Exercise prompt:
Set out the data below as a numbered list, leaving out any blank lines.

Supplied information:
-*-
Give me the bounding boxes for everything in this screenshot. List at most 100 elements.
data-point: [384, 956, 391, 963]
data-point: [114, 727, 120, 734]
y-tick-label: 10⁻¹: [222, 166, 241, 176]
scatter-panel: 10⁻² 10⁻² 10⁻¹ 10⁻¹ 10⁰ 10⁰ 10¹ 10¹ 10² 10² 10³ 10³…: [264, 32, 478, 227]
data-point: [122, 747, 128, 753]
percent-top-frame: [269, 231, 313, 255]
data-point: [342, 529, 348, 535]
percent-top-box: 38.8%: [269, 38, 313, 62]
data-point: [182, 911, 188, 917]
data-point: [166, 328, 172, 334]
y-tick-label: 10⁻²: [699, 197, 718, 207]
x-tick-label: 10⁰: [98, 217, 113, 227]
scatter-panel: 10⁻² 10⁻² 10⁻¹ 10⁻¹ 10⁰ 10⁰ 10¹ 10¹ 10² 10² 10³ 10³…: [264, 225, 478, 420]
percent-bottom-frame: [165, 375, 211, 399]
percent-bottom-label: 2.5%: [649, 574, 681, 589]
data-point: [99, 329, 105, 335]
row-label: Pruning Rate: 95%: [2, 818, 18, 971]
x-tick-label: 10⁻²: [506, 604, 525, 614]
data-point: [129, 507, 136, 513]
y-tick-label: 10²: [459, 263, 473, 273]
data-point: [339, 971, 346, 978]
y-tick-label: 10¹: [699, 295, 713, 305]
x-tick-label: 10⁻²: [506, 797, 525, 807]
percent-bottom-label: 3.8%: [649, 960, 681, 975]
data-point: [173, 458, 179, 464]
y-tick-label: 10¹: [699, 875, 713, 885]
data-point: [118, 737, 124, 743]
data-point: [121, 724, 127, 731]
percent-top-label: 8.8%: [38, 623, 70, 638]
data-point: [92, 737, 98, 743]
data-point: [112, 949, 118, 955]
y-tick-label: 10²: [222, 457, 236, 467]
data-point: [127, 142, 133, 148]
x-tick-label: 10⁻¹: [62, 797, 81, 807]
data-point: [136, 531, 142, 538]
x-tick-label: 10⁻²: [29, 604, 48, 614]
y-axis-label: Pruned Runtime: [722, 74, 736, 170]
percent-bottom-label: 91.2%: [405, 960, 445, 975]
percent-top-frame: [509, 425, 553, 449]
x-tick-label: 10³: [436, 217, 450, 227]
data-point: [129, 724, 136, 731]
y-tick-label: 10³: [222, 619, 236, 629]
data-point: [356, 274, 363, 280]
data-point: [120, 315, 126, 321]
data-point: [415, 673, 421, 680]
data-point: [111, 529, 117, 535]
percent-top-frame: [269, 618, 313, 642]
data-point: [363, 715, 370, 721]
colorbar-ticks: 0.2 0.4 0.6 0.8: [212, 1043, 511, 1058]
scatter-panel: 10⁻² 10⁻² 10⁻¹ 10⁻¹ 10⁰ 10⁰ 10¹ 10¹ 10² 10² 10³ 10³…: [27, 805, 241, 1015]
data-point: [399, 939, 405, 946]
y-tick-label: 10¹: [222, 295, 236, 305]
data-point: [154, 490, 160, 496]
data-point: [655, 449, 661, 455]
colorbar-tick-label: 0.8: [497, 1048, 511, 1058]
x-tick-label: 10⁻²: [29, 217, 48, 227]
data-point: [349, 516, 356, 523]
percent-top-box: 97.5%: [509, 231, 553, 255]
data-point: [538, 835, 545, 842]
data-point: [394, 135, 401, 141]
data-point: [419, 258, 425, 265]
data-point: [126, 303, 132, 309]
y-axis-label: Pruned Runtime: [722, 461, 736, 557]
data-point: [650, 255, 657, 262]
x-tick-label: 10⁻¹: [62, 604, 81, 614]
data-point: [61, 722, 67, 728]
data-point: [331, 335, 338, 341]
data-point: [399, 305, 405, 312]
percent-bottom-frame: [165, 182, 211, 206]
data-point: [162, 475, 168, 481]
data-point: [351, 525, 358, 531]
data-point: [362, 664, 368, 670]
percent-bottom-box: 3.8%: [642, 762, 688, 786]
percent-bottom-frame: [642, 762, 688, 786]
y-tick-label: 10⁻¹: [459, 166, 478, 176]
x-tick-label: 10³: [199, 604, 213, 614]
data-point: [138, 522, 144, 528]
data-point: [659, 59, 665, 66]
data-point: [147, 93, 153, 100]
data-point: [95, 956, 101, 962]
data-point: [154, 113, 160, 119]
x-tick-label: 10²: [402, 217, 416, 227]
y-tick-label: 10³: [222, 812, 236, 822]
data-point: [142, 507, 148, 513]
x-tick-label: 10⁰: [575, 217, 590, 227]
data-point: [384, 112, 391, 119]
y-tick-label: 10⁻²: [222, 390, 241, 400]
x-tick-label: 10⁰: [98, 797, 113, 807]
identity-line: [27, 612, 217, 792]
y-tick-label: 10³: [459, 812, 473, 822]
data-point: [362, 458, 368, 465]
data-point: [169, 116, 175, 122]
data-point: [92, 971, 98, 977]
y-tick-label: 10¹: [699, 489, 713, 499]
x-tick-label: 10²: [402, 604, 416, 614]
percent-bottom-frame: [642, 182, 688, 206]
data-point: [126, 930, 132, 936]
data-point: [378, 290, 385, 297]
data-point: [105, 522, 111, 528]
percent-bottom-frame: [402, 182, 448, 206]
-*-
Expected output:
1. Give me the bounding boxes for everything in this screenshot. List at most 100 elements.
2. data-point: [384, 956, 391, 963]
3. data-point: [114, 727, 120, 734]
4. y-tick-label: 10⁻¹: [222, 166, 241, 176]
5. scatter-panel: 10⁻² 10⁻² 10⁻¹ 10⁻¹ 10⁰ 10⁰ 10¹ 10¹ 10² 10² 10³ 10³…: [264, 32, 478, 227]
6. data-point: [122, 747, 128, 753]
7. percent-top-frame: [269, 231, 313, 255]
8. data-point: [342, 529, 348, 535]
9. percent-top-box: 38.8%: [269, 38, 313, 62]
10. data-point: [182, 911, 188, 917]
11. data-point: [166, 328, 172, 334]
12. y-tick-label: 10⁻²: [699, 197, 718, 207]
13. x-tick-label: 10⁰: [98, 217, 113, 227]
14. scatter-panel: 10⁻² 10⁻² 10⁻¹ 10⁻¹ 10⁰ 10⁰ 10¹ 10¹ 10² 10² 10³ 10³…: [264, 225, 478, 420]
15. percent-bottom-frame: [165, 375, 211, 399]
16. percent-bottom-label: 2.5%: [649, 574, 681, 589]
17. data-point: [99, 329, 105, 335]
18. row-label: Pruning Rate: 95%: [2, 818, 18, 971]
19. x-tick-label: 10⁻²: [506, 604, 525, 614]
20. data-point: [129, 507, 136, 513]
21. y-tick-label: 10²: [459, 263, 473, 273]
22. data-point: [339, 971, 346, 978]
23. y-tick-label: 10¹: [699, 295, 713, 305]
24. x-tick-label: 10⁻²: [506, 797, 525, 807]
25. percent-bottom-label: 3.8%: [649, 960, 681, 975]
26. data-point: [173, 458, 179, 464]
27. y-tick-label: 10¹: [699, 875, 713, 885]
28. data-point: [118, 737, 124, 743]
29. data-point: [121, 724, 127, 731]
30. percent-top-label: 8.8%: [38, 623, 70, 638]
31. data-point: [92, 737, 98, 743]
32. data-point: [112, 949, 118, 955]
33. y-tick-label: 10²: [222, 457, 236, 467]
34. data-point: [127, 142, 133, 148]
35. x-tick-label: 10⁻¹: [62, 797, 81, 807]
36. data-point: [136, 531, 142, 538]
37. x-tick-label: 10⁻²: [29, 604, 48, 614]
38. y-axis-label: Pruned Runtime: [722, 74, 736, 170]
39. percent-bottom-label: 91.2%: [405, 960, 445, 975]
40. percent-top-frame: [509, 425, 553, 449]
41. x-tick-label: 10³: [436, 217, 450, 227]
42. data-point: [129, 724, 136, 731]
43. y-tick-label: 10³: [222, 619, 236, 629]
44. data-point: [356, 274, 363, 280]
45. data-point: [120, 315, 126, 321]
46. data-point: [415, 673, 421, 680]
47. data-point: [111, 529, 117, 535]
48. percent-top-frame: [269, 618, 313, 642]
49. data-point: [363, 715, 370, 721]
50. colorbar-ticks: 0.2 0.4 0.6 0.8: [212, 1043, 511, 1058]
51. scatter-panel: 10⁻² 10⁻² 10⁻¹ 10⁻¹ 10⁰ 10⁰ 10¹ 10¹ 10² 10² 10³ 10³…: [27, 805, 241, 1015]
52. data-point: [399, 939, 405, 946]
53. y-tick-label: 10¹: [222, 295, 236, 305]
54. data-point: [154, 490, 160, 496]
55. data-point: [655, 449, 661, 455]
56. colorbar-tick-label: 0.8: [497, 1048, 511, 1058]
57. x-tick-label: 10⁻²: [29, 217, 48, 227]
58. data-point: [349, 516, 356, 523]
59. percent-top-box: 97.5%: [509, 231, 553, 255]
60. data-point: [538, 835, 545, 842]
61. data-point: [394, 135, 401, 141]
62. data-point: [419, 258, 425, 265]
63. data-point: [126, 303, 132, 309]
64. y-axis-label: Pruned Runtime: [722, 461, 736, 557]
65. data-point: [650, 255, 657, 262]
66. x-tick-label: 10⁻¹: [62, 604, 81, 614]
67. data-point: [61, 722, 67, 728]
68. data-point: [331, 335, 338, 341]
69. data-point: [399, 305, 405, 312]
70. percent-bottom-frame: [165, 182, 211, 206]
71. data-point: [162, 475, 168, 481]
72. data-point: [351, 525, 358, 531]
73. data-point: [362, 664, 368, 670]
74. percent-bottom-box: 3.8%: [642, 762, 688, 786]
75. percent-bottom-frame: [642, 762, 688, 786]
76. y-tick-label: 10⁻¹: [459, 166, 478, 176]
77. x-tick-label: 10³: [199, 604, 213, 614]
78. data-point: [138, 522, 144, 528]
79. data-point: [659, 59, 665, 66]
80. data-point: [147, 93, 153, 100]
81. data-point: [95, 956, 101, 962]
82. data-point: [154, 113, 160, 119]
83. x-tick-label: 10²: [402, 217, 416, 227]
84. y-tick-label: 10³: [222, 812, 236, 822]
85. data-point: [142, 507, 148, 513]
86. x-tick-label: 10⁰: [575, 217, 590, 227]
87. data-point: [384, 112, 391, 119]
88. y-tick-label: 10⁻²: [222, 390, 241, 400]
89. x-tick-label: 10⁰: [98, 797, 113, 807]
90. identity-line: [27, 612, 217, 792]
91. y-tick-label: 10³: [459, 812, 473, 822]
92. data-point: [362, 458, 368, 465]
93. data-point: [169, 116, 175, 122]
94. data-point: [92, 971, 98, 977]
95. y-tick-label: 10¹: [699, 489, 713, 499]
96. x-tick-label: 10²: [402, 604, 416, 614]
97. percent-bottom-frame: [642, 182, 688, 206]
98. data-point: [126, 930, 132, 936]
99. data-point: [378, 290, 385, 297]
100. data-point: [105, 522, 111, 528]
101. percent-bottom-frame: [402, 182, 448, 206]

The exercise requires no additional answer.